INSTRUCTIONS TO FOLLOW: In your copy, reproduce the entries exactly as they are, minus the images.

== DATA ENTRIES

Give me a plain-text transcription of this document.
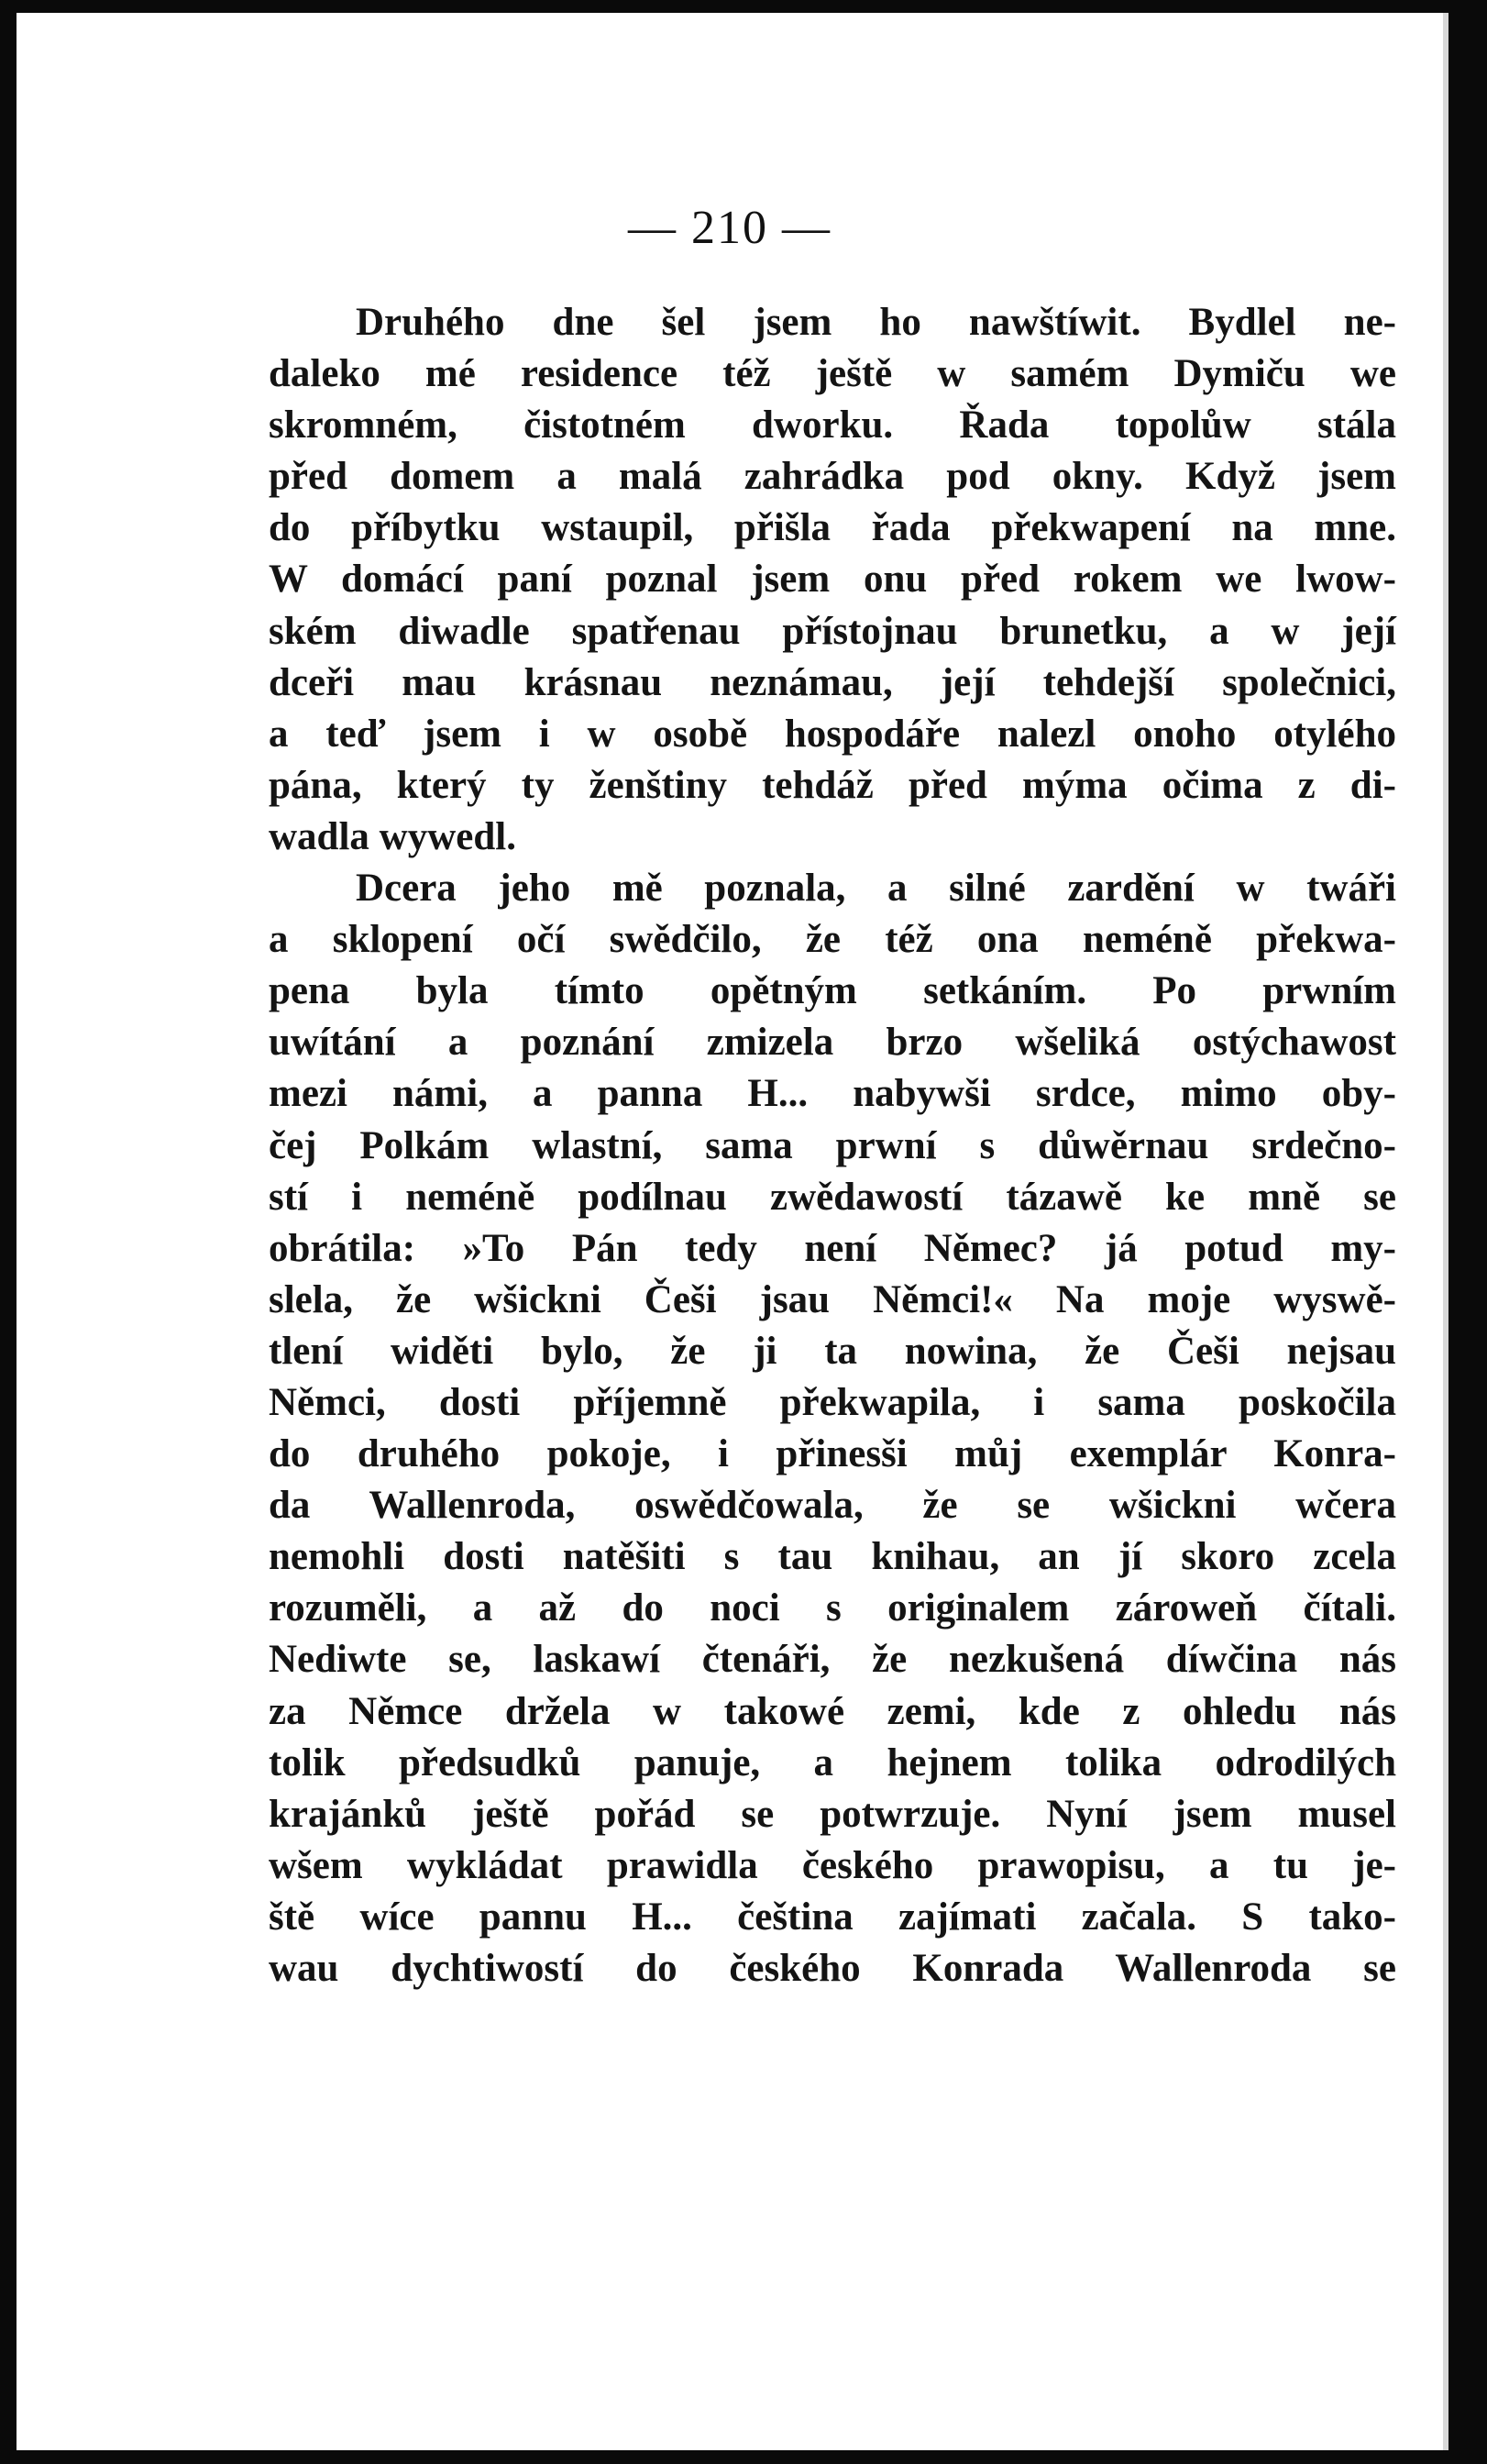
— 210 —
Druhého dne šel jsem ho nawštíwit. Bydlel ne-
daleko mé residence též ještě w samém Dymiču we
skromném, čistotném dworku. Řada topolůw stála
před domem a malá zahrádka pod okny. Když jsem
do příbytku wstaupil, přišla řada překwapení na mne.
W domácí paní poznal jsem onu před rokem we lwow-
ském diwadle spatřenau přístojnau brunetku, a w její
dceři mau krásnau neznámau, její tehdejší společnici,
a teď jsem i w osobě hospodáře nalezl onoho otylého
pána, který ty ženštiny tehdáž před mýma očima z di-
wadla wywedl.
Dcera jeho mě poznala, a silné zardění w twáři
a sklopení očí swědčilo, že též ona neméně překwa-
pena byla tímto opětným setkáním. Po prwním
uwítání a poznání zmizela brzo wšeliká ostýchawost
mezi námi, a panna H... nabywši srdce, mimo oby-
čej Polkám wlastní, sama prwní s důwěrnau srdečno-
stí i neméně podílnau zwědawostí tázawě ke mně se
obrátila: »To Pán tedy není Němec? já potud my-
slela, že wšickni Češi jsau Němci!« Na moje wyswě-
tlení widěti bylo, že ji ta nowina, že Češi nejsau
Němci, dosti příjemně překwapila, i sama poskočila
do druhého pokoje, i přinesši můj exemplár Konra-
da Wallenroda, oswědčowala, že se wšickni wčera
nemohli dosti natěšiti s tau knihau, an jí skoro zcela
rozuměli, a až do noci s originalem zároweň čítali.
Nediwte se, laskawí čtenáři, že nezkušená díwčina nás
za Němce držela w takowé zemi, kde z ohledu nás
tolik předsudků panuje, a hejnem tolika odrodilých
krajánků ještě pořád se potwrzuje. Nyní jsem musel
wšem wykládat prawidla českého prawopisu, a tu je-
ště wíce pannu H... čeština zajímati začala. S tako-
wau dychtiwostí do českého Konrada Wallenroda se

====

CORRECT ANSWER:
Give me a plain-text transcription of this document.
— 210 —
Druhého dne šel jsem ho nawštíwit. Bydlel ne-
daleko mé residence též ještě w samém Dymiču we
skromném, čistotném dworku. Řada topolůw stála
před domem a malá zahrádka pod okny. Když jsem
do příbytku wstaupil, přišla řada překwapení na mne.
W domácí paní poznal jsem onu před rokem we lwow-
ském diwadle spatřenau přístojnau brunetku, a w její
dceři mau krásnau neznámau, její tehdejší společnici,
a teď jsem i w osobě hospodáře nalezl onoho otylého
pána, který ty ženštiny tehdáž před mýma očima z di-
wadla wywedl.
Dcera jeho mě poznala, a silné zardění w twáři
a sklopení očí swědčilo, že též ona neméně překwa-
pena byla tímto opětným setkáním. Po prwním
uwítání a poznání zmizela brzo wšeliká ostýchawost
mezi námi, a panna H... nabywši srdce, mimo oby-
čej Polkám wlastní, sama prwní s důwěrnau srdečno-
stí i neméně podílnau zwědawostí tázawě ke mně se
obrátila: »To Pán tedy není Němec? já potud my-
slela, že wšickni Češi jsau Němci!« Na moje wyswě-
tlení widěti bylo, že ji ta nowina, že Češi nejsau
Němci, dosti příjemně překwapila, i sama poskočila
do druhého pokoje, i přinesši můj exemplár Konra-
da Wallenroda, oswědčowala, že se wšickni wčera
nemohli dosti natěšiti s tau knihau, an jí skoro zcela
rozuměli, a až do noci s originalem zároweň čítali.
Nediwte se, laskawí čtenáři, že nezkušená díwčina nás
za Němce držela w takowé zemi, kde z ohledu nás
tolik předsudků panuje, a hejnem tolika odrodilých
krajánků ještě pořád se potwrzuje. Nyní jsem musel
wšem wykládat prawidla českého prawopisu, a tu je-
ště wíce pannu H... čeština zajímati začala. S tako-
wau dychtiwostí do českého Konrada Wallenroda se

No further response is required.